— Start of INFORMATION PROVIDED —
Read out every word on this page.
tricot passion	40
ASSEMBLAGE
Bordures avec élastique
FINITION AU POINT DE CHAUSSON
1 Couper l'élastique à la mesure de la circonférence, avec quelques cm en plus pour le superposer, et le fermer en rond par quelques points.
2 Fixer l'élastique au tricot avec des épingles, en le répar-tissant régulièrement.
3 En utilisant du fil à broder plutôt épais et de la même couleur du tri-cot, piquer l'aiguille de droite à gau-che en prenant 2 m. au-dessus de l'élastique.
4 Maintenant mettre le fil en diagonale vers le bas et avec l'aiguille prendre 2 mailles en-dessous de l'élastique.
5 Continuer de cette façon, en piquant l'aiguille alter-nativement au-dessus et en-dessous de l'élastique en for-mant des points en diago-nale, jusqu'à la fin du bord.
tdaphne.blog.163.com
— End of INFORMATION PROVIDED —
• **EXERCISE**:
Reproduce the complete set of lines precisely as supplied.

• **FINAL RESULT**:
Read out every word on this page.
tricot passion	40
ASSEMBLAGE
Bordures avec élastique
FINITION AU POINT DE CHAUSSON
1 Couper l'élastique à la mesure de la circonférence, avec quelques cm en plus pour le superposer, et le fermer en rond par quelques points.
2 Fixer l'élastique au tricot avec des épingles, en le répar-tissant régulièrement.
3 En utilisant du fil à broder plutôt épais et de la même couleur du tri-cot, piquer l'aiguille de droite à gau-che en prenant 2 m. au-dessus de l'élastique.
4 Maintenant mettre le fil en diagonale vers le bas et avec l'aiguille prendre 2 mailles en-dessous de l'élastique.
5 Continuer de cette façon, en piquant l'aiguille alter-nativement au-dessus et en-dessous de l'élastique en for-mant des points en diago-nale, jusqu'à la fin du bord.
tdaphne.blog.163.com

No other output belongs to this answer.